Copy out the listing that follows, exactly, without its pictures.

Figure collection entries
>>
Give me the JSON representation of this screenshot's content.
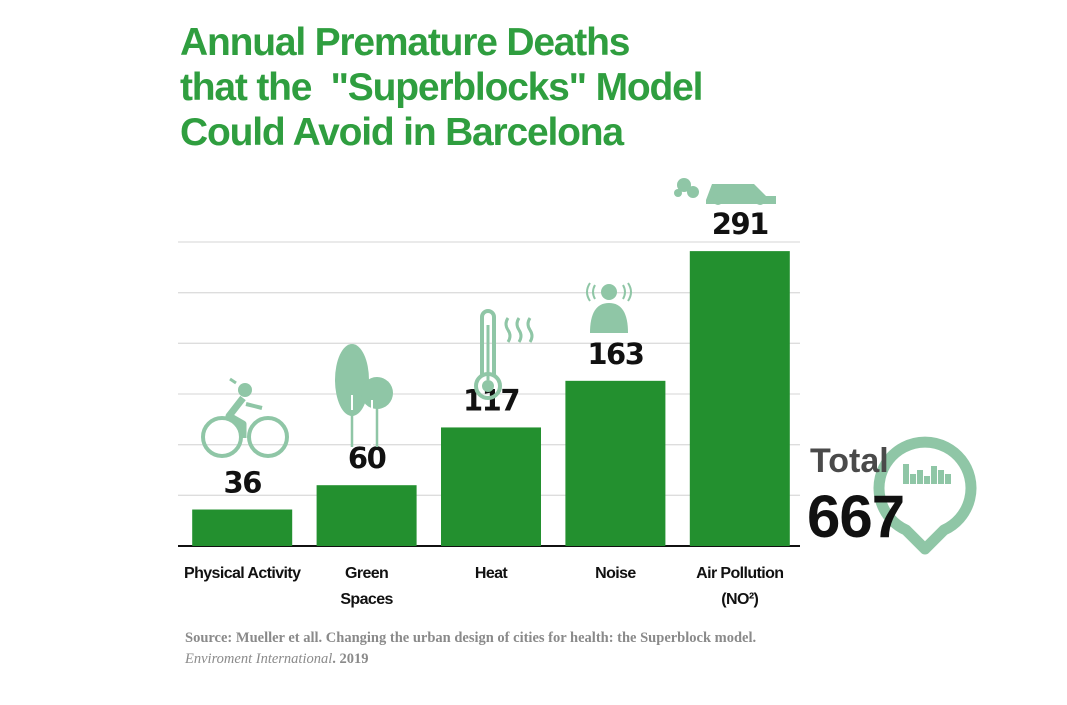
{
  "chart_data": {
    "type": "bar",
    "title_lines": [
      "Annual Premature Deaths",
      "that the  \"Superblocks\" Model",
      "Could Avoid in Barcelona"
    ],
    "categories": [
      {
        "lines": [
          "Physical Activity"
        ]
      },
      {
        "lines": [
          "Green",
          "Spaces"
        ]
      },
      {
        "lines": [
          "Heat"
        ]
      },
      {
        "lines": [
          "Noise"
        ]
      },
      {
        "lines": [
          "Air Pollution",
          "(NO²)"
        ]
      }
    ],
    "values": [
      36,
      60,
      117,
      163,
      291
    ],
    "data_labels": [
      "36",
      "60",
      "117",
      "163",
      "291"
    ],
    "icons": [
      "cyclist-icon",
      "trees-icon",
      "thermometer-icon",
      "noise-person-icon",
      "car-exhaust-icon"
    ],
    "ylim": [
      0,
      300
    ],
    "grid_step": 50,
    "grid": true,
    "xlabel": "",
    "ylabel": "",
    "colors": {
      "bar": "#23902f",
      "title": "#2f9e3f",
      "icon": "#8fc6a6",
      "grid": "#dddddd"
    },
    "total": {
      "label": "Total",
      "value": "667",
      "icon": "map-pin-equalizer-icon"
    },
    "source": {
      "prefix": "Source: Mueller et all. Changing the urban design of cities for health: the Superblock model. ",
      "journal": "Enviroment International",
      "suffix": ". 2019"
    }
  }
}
<<
## Task solution
Give me the JSON representation of this screenshot's content.
{
  "chart_data": {
    "type": "bar",
    "title_lines": [
      "Annual Premature Deaths",
      "that the  \"Superblocks\" Model",
      "Could Avoid in Barcelona"
    ],
    "categories": [
      {
        "lines": [
          "Physical Activity"
        ]
      },
      {
        "lines": [
          "Green",
          "Spaces"
        ]
      },
      {
        "lines": [
          "Heat"
        ]
      },
      {
        "lines": [
          "Noise"
        ]
      },
      {
        "lines": [
          "Air Pollution",
          "(NO²)"
        ]
      }
    ],
    "values": [
      36,
      60,
      117,
      163,
      291
    ],
    "data_labels": [
      "36",
      "60",
      "117",
      "163",
      "291"
    ],
    "icons": [
      "cyclist-icon",
      "trees-icon",
      "thermometer-icon",
      "noise-person-icon",
      "car-exhaust-icon"
    ],
    "ylim": [
      0,
      300
    ],
    "grid_step": 50,
    "grid": true,
    "xlabel": "",
    "ylabel": "",
    "colors": {
      "bar": "#23902f",
      "title": "#2f9e3f",
      "icon": "#8fc6a6",
      "grid": "#dddddd"
    },
    "total": {
      "label": "Total",
      "value": "667",
      "icon": "map-pin-equalizer-icon"
    },
    "source": {
      "prefix": "Source: Mueller et all. Changing the urban design of cities for health: the Superblock model. ",
      "journal": "Enviroment International",
      "suffix": ". 2019"
    }
  }
}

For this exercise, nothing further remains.